[Stated task]: Transcribe the material in full. Nothing should differ except that the pictures are left out.

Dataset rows

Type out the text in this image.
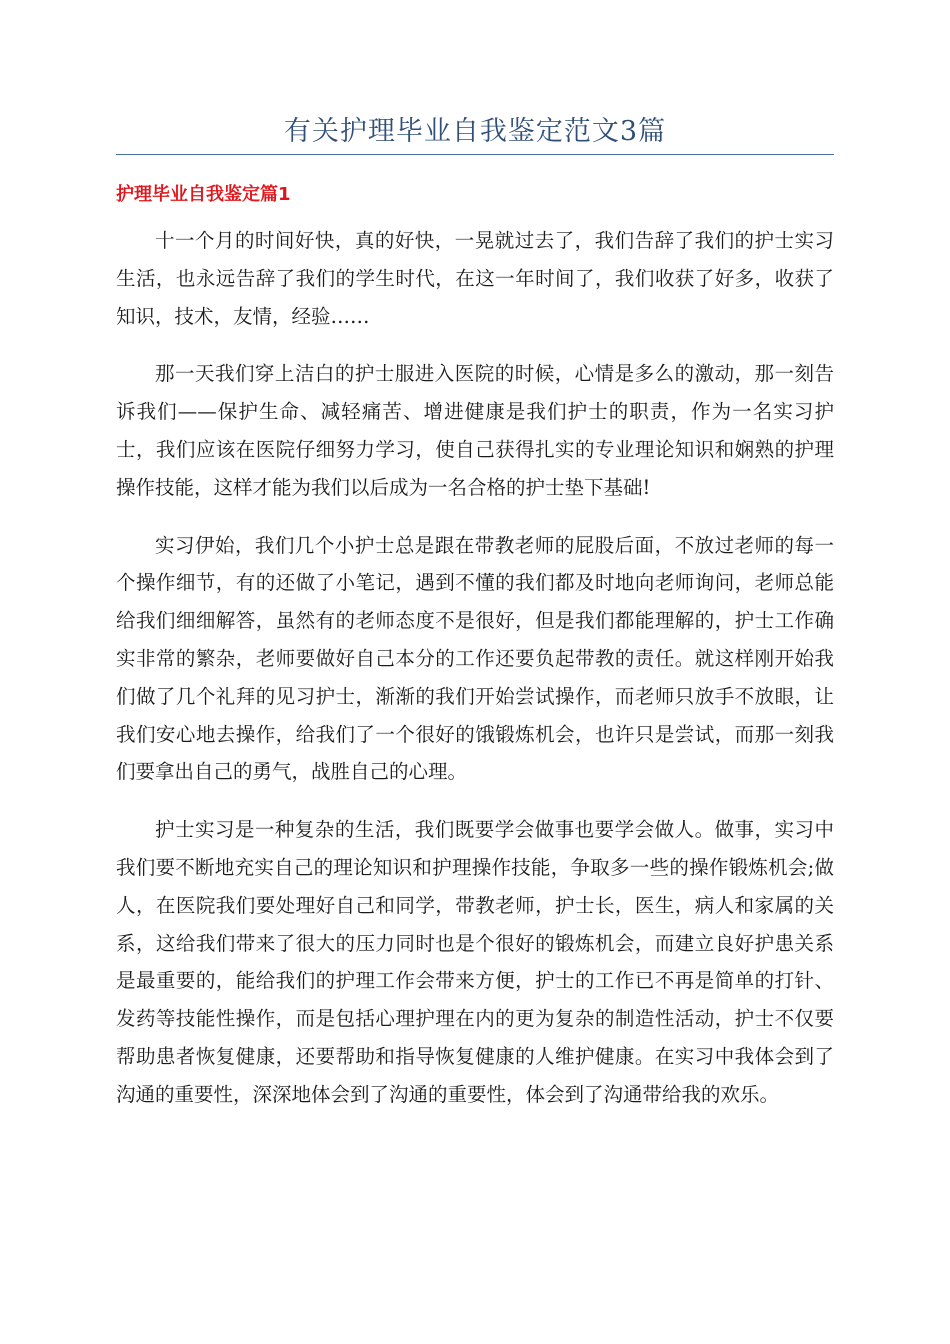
有关护理毕业自我鉴定范文3篇
护理毕业自我鉴定篇1

十一个月的时间好快，真的好快，一晃就过去了，我们告辞了我们的护士实习生活，也永远告辞了我们的学生时代，在这一年时间了，我们收获了好多，收获了知识，技术，友情，经验……

那一天我们穿上洁白的护士服进入医院的时候，心情是多么的激动，那一刻告诉我们——保护生命、减轻痛苦、增进健康是我们护士的职责，作为一名实习护士，我们应该在医院仔细努力学习，使自己获得扎实的专业理论知识和娴熟的护理操作技能，这样才能为我们以后成为一名合格的护士垫下基础!

实习伊始，我们几个小护士总是跟在带教老师的屁股后面，不放过老师的每一个操作细节，有的还做了小笔记，遇到不懂的我们都及时地向老师询问，老师总能给我们细细解答，虽然有的老师态度不是很好，但是我们都能理解的，护士工作确实非常的繁杂，老师要做好自己本分的工作还要负起带教的责任。就这样刚开始我们做了几个礼拜的见习护士，渐渐的我们开始尝试操作，而老师只放手不放眼，让我们安心地去操作，给我们了一个很好的饿锻炼机会，也许只是尝试，而那一刻我们要拿出自己的勇气，战胜自己的心理。

护士实习是一种复杂的生活，我们既要学会做事也要学会做人。做事，实习中我们要不断地充实自己的理论知识和护理操作技能，争取多一些的操作锻炼机会;做人，在医院我们要处理好自己和同学，带教老师，护士长，医生，病人和家属的关系，这给我们带来了很大的压力同时也是个很好的锻炼机会，而建立良好护患关系是最重要的，能给我们的护理工作会带来方便，护士的工作已不再是简单的打针、发药等技能性操作，而是包括心理护理在内的更为复杂的制造性活动，护士不仅要帮助患者恢复健康，还要帮助和指导恢复健康的人维护健康。在实习中我体会到了沟通的重要性，深深地体会到了沟通的重要性，体会到了沟通带给我的欢乐。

[Exercise result]:
Type out the text in this image.
有关护理毕业自我鉴定范文3篇
护理毕业自我鉴定篇1

十一个月的时间好快，真的好快，一晃就过去了，我们告辞了我们的护士实习生活，也永远告辞了我们的学生时代，在这一年时间了，我们收获了好多，收获了知识，技术，友情，经验……

那一天我们穿上洁白的护士服进入医院的时候，心情是多么的激动，那一刻告诉我们——保护生命、减轻痛苦、增进健康是我们护士的职责，作为一名实习护士，我们应该在医院仔细努力学习，使自己获得扎实的专业理论知识和娴熟的护理操作技能，这样才能为我们以后成为一名合格的护士垫下基础!

实习伊始，我们几个小护士总是跟在带教老师的屁股后面，不放过老师的每一个操作细节，有的还做了小笔记，遇到不懂的我们都及时地向老师询问，老师总能给我们细细解答，虽然有的老师态度不是很好，但是我们都能理解的，护士工作确实非常的繁杂，老师要做好自己本分的工作还要负起带教的责任。就这样刚开始我们做了几个礼拜的见习护士，渐渐的我们开始尝试操作，而老师只放手不放眼，让我们安心地去操作，给我们了一个很好的饿锻炼机会，也许只是尝试，而那一刻我们要拿出自己的勇气，战胜自己的心理。

护士实习是一种复杂的生活，我们既要学会做事也要学会做人。做事，实习中我们要不断地充实自己的理论知识和护理操作技能，争取多一些的操作锻炼机会;做人，在医院我们要处理好自己和同学，带教老师，护士长，医生，病人和家属的关系，这给我们带来了很大的压力同时也是个很好的锻炼机会，而建立良好护患关系是最重要的，能给我们的护理工作会带来方便，护士的工作已不再是简单的打针、发药等技能性操作，而是包括心理护理在内的更为复杂的制造性活动，护士不仅要帮助患者恢复健康，还要帮助和指导恢复健康的人维护健康。在实习中我体会到了沟通的重要性，深深地体会到了沟通的重要性，体会到了沟通带给我的欢乐。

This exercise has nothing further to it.